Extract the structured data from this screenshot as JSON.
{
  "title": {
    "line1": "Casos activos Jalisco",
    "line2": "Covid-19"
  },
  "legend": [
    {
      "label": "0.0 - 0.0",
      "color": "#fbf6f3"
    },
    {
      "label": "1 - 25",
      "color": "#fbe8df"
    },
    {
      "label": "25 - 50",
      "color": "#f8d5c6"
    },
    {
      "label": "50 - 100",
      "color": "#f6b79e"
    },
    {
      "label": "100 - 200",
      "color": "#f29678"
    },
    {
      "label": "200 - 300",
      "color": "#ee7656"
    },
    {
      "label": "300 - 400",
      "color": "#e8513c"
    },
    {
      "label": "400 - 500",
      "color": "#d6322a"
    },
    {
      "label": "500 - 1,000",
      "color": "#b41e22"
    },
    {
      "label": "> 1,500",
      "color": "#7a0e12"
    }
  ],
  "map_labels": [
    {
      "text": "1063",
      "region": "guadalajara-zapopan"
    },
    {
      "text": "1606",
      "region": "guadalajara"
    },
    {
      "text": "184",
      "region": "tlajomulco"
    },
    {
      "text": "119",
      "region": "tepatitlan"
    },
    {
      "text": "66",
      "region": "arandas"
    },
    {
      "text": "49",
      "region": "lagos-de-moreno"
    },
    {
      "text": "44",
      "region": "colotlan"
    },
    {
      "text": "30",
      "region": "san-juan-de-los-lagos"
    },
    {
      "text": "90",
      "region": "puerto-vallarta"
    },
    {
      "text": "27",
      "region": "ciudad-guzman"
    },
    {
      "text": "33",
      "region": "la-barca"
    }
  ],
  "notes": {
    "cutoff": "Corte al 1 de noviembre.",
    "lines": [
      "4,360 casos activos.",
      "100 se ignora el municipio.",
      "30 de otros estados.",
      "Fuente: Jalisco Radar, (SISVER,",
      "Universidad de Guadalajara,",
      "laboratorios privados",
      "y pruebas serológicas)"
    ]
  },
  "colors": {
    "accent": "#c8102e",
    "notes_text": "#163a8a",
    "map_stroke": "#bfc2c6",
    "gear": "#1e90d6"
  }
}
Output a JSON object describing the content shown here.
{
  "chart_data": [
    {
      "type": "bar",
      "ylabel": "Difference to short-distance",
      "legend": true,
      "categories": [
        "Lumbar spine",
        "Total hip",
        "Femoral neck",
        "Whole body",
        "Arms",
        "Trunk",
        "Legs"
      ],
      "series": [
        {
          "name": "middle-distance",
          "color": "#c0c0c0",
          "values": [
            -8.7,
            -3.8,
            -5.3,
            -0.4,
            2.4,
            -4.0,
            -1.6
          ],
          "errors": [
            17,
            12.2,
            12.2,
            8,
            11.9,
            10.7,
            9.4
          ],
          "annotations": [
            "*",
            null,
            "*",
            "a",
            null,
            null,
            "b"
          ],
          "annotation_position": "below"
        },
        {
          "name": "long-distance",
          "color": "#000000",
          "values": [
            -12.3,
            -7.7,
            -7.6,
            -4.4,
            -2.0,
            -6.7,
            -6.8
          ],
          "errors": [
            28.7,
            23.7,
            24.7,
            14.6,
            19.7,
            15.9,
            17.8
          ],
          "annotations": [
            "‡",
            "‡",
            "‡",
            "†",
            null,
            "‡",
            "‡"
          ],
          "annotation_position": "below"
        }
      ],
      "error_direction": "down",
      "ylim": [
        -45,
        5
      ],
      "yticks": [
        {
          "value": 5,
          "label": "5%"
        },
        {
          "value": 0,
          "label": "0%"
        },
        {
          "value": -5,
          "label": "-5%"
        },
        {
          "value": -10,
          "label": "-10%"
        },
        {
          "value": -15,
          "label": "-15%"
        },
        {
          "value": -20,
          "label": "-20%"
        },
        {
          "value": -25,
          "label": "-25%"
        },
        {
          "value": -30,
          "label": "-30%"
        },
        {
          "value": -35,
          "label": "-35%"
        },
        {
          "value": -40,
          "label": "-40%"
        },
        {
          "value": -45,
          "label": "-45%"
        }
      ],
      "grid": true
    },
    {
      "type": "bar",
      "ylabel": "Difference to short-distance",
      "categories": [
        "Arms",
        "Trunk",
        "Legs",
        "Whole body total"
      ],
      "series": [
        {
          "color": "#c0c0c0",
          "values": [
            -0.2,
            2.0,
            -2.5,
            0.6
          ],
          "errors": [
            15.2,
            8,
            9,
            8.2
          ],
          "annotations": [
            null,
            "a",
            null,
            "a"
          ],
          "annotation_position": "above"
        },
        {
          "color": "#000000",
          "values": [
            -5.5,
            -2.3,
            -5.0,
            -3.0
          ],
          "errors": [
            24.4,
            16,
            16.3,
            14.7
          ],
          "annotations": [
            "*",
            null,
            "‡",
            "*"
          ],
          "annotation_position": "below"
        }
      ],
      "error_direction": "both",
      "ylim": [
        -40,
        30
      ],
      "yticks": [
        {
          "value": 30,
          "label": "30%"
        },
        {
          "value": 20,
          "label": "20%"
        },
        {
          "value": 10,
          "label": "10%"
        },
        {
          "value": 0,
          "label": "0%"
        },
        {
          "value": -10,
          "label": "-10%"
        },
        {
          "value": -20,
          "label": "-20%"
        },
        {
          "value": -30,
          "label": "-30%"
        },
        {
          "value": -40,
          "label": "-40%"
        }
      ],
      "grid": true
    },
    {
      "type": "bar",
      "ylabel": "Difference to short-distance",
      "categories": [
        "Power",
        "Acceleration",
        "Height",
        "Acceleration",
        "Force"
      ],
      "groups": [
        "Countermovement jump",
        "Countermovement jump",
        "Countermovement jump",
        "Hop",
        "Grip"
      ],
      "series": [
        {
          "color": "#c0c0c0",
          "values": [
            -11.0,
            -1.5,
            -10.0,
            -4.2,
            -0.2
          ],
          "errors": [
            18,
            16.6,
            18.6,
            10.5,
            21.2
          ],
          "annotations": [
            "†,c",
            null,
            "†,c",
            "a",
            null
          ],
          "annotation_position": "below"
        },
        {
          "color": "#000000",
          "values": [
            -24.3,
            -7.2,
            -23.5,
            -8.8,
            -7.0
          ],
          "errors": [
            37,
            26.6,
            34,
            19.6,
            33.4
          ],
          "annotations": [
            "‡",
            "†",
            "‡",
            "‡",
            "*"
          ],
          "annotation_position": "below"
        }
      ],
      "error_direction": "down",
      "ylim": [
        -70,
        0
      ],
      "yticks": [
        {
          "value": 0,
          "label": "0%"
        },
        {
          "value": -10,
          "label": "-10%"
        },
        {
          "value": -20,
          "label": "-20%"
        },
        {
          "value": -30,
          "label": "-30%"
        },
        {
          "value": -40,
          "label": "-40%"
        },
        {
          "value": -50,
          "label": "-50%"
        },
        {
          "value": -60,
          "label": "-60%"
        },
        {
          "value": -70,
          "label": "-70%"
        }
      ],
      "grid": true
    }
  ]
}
========
What this task involves: Write every record out again, unaltered.

Result for this exercise:
Extract the structured data from this screenshot as JSON.
{
  "title": {
    "line1": "Casos activos Jalisco",
    "line2": "Covid-19"
  },
  "legend": [
    {
      "label": "0.0 - 0.0",
      "color": "#fbf6f3"
    },
    {
      "label": "1 - 25",
      "color": "#fbe8df"
    },
    {
      "label": "25 - 50",
      "color": "#f8d5c6"
    },
    {
      "label": "50 - 100",
      "color": "#f6b79e"
    },
    {
      "label": "100 - 200",
      "color": "#f29678"
    },
    {
      "label": "200 - 300",
      "color": "#ee7656"
    },
    {
      "label": "300 - 400",
      "color": "#e8513c"
    },
    {
      "label": "400 - 500",
      "color": "#d6322a"
    },
    {
      "label": "500 - 1,000",
      "color": "#b41e22"
    },
    {
      "label": "> 1,500",
      "color": "#7a0e12"
    }
  ],
  "map_labels": [
    {
      "text": "1063",
      "region": "guadalajara-zapopan"
    },
    {
      "text": "1606",
      "region": "guadalajara"
    },
    {
      "text": "184",
      "region": "tlajomulco"
    },
    {
      "text": "119",
      "region": "tepatitlan"
    },
    {
      "text": "66",
      "region": "arandas"
    },
    {
      "text": "49",
      "region": "lagos-de-moreno"
    },
    {
      "text": "44",
      "region": "colotlan"
    },
    {
      "text": "30",
      "region": "san-juan-de-los-lagos"
    },
    {
      "text": "90",
      "region": "puerto-vallarta"
    },
    {
      "text": "27",
      "region": "ciudad-guzman"
    },
    {
      "text": "33",
      "region": "la-barca"
    }
  ],
  "notes": {
    "cutoff": "Corte al 1 de noviembre.",
    "lines": [
      "4,360 casos activos.",
      "100 se ignora el municipio.",
      "30 de otros estados.",
      "Fuente: Jalisco Radar, (SISVER,",
      "Universidad de Guadalajara,",
      "laboratorios privados",
      "y pruebas serológicas)"
    ]
  },
  "colors": {
    "accent": "#c8102e",
    "notes_text": "#163a8a",
    "map_stroke": "#bfc2c6",
    "gear": "#1e90d6"
  }
}
Output a JSON object describing the content shown here.
{
  "chart_data": [
    {
      "type": "bar",
      "ylabel": "Difference to short-distance",
      "legend": true,
      "categories": [
        "Lumbar spine",
        "Total hip",
        "Femoral neck",
        "Whole body",
        "Arms",
        "Trunk",
        "Legs"
      ],
      "series": [
        {
          "name": "middle-distance",
          "color": "#c0c0c0",
          "values": [
            -8.7,
            -3.8,
            -5.3,
            -0.4,
            2.4,
            -4.0,
            -1.6
          ],
          "errors": [
            17,
            12.2,
            12.2,
            8,
            11.9,
            10.7,
            9.4
          ],
          "annotations": [
            "*",
            null,
            "*",
            "a",
            null,
            null,
            "b"
          ],
          "annotation_position": "below"
        },
        {
          "name": "long-distance",
          "color": "#000000",
          "values": [
            -12.3,
            -7.7,
            -7.6,
            -4.4,
            -2.0,
            -6.7,
            -6.8
          ],
          "errors": [
            28.7,
            23.7,
            24.7,
            14.6,
            19.7,
            15.9,
            17.8
          ],
          "annotations": [
            "‡",
            "‡",
            "‡",
            "†",
            null,
            "‡",
            "‡"
          ],
          "annotation_position": "below"
        }
      ],
      "error_direction": "down",
      "ylim": [
        -45,
        5
      ],
      "yticks": [
        {
          "value": 5,
          "label": "5%"
        },
        {
          "value": 0,
          "label": "0%"
        },
        {
          "value": -5,
          "label": "-5%"
        },
        {
          "value": -10,
          "label": "-10%"
        },
        {
          "value": -15,
          "label": "-15%"
        },
        {
          "value": -20,
          "label": "-20%"
        },
        {
          "value": -25,
          "label": "-25%"
        },
        {
          "value": -30,
          "label": "-30%"
        },
        {
          "value": -35,
          "label": "-35%"
        },
        {
          "value": -40,
          "label": "-40%"
        },
        {
          "value": -45,
          "label": "-45%"
        }
      ],
      "grid": true
    },
    {
      "type": "bar",
      "ylabel": "Difference to short-distance",
      "categories": [
        "Arms",
        "Trunk",
        "Legs",
        "Whole body total"
      ],
      "series": [
        {
          "color": "#c0c0c0",
          "values": [
            -0.2,
            2.0,
            -2.5,
            0.6
          ],
          "errors": [
            15.2,
            8,
            9,
            8.2
          ],
          "annotations": [
            null,
            "a",
            null,
            "a"
          ],
          "annotation_position": "above"
        },
        {
          "color": "#000000",
          "values": [
            -5.5,
            -2.3,
            -5.0,
            -3.0
          ],
          "errors": [
            24.4,
            16,
            16.3,
            14.7
          ],
          "annotations": [
            "*",
            null,
            "‡",
            "*"
          ],
          "annotation_position": "below"
        }
      ],
      "error_direction": "both",
      "ylim": [
        -40,
        30
      ],
      "yticks": [
        {
          "value": 30,
          "label": "30%"
        },
        {
          "value": 20,
          "label": "20%"
        },
        {
          "value": 10,
          "label": "10%"
        },
        {
          "value": 0,
          "label": "0%"
        },
        {
          "value": -10,
          "label": "-10%"
        },
        {
          "value": -20,
          "label": "-20%"
        },
        {
          "value": -30,
          "label": "-30%"
        },
        {
          "value": -40,
          "label": "-40%"
        }
      ],
      "grid": true
    },
    {
      "type": "bar",
      "ylabel": "Difference to short-distance",
      "categories": [
        "Power",
        "Acceleration",
        "Height",
        "Acceleration",
        "Force"
      ],
      "groups": [
        "Countermovement jump",
        "Countermovement jump",
        "Countermovement jump",
        "Hop",
        "Grip"
      ],
      "series": [
        {
          "color": "#c0c0c0",
          "values": [
            -11.0,
            -1.5,
            -10.0,
            -4.2,
            -0.2
          ],
          "errors": [
            18,
            16.6,
            18.6,
            10.5,
            21.2
          ],
          "annotations": [
            "†,c",
            null,
            "†,c",
            "a",
            null
          ],
          "annotation_position": "below"
        },
        {
          "color": "#000000",
          "values": [
            -24.3,
            -7.2,
            -23.5,
            -8.8,
            -7.0
          ],
          "errors": [
            37,
            26.6,
            34,
            19.6,
            33.4
          ],
          "annotations": [
            "‡",
            "†",
            "‡",
            "‡",
            "*"
          ],
          "annotation_position": "below"
        }
      ],
      "error_direction": "down",
      "ylim": [
        -70,
        0
      ],
      "yticks": [
        {
          "value": 0,
          "label": "0%"
        },
        {
          "value": -10,
          "label": "-10%"
        },
        {
          "value": -20,
          "label": "-20%"
        },
        {
          "value": -30,
          "label": "-30%"
        },
        {
          "value": -40,
          "label": "-40%"
        },
        {
          "value": -50,
          "label": "-50%"
        },
        {
          "value": -60,
          "label": "-60%"
        },
        {
          "value": -70,
          "label": "-70%"
        }
      ],
      "grid": true
    }
  ]
}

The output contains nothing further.